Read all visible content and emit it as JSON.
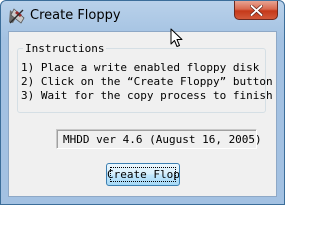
{
  "window": {
    "title": "Create Floppy",
    "icon": "create-floppy-app-icon",
    "close_icon": "close-icon"
  },
  "instructions": {
    "title": "Instructions",
    "lines": [
      "1) Place a write enabled floppy disk",
      "2) Click on the “Create Floppy” button",
      "3) Wait for the copy process to finish"
    ]
  },
  "version": {
    "text": "MHDD ver 4.6 (August 16, 2005)"
  },
  "actions": {
    "create_label": "Create Floppy"
  },
  "colors": {
    "title_bar": "#b9d1ea",
    "client": "#f0f0f0",
    "close_button": "#c5391a",
    "button_border": "#3c7fb1"
  },
  "cursor": {
    "icon": "arrow-cursor-icon"
  }
}
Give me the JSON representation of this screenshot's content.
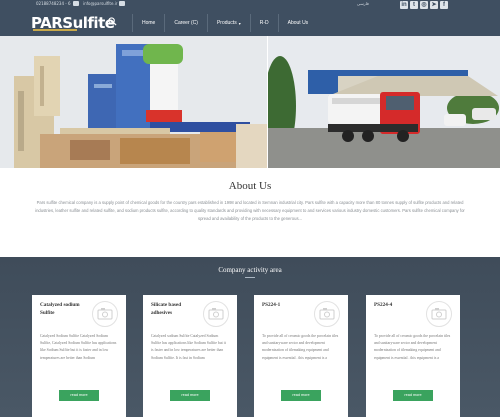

#### Stated problem
Quote the data above in full, leaving out the pictures it holds.

#### Full response
Read all visible content and emit it as JSON.
{
  "window": {
    "title": "Create Floppy",
    "icon": "create-floppy-app-icon",
    "close_icon": "close-icon"
  },
  "instructions": {
    "title": "Instructions",
    "lines": [
      "1) Place a write enabled floppy disk",
      "2) Click on the “Create Floppy” button",
      "3) Wait for the copy process to finish"
    ]
  },
  "version": {
    "text": "MHDD ver 4.6 (August 16, 2005)"
  },
  "actions": {
    "create_label": "Create Floppy"
  },
  "colors": {
    "title_bar": "#b9d1ea",
    "client": "#f0f0f0",
    "close_button": "#c5391a",
    "button_border": "#3c7fb1"
  },
  "cursor": {
    "icon": "arrow-cursor-icon"
  }
}
Give me the JSON representation of this screenshot's content.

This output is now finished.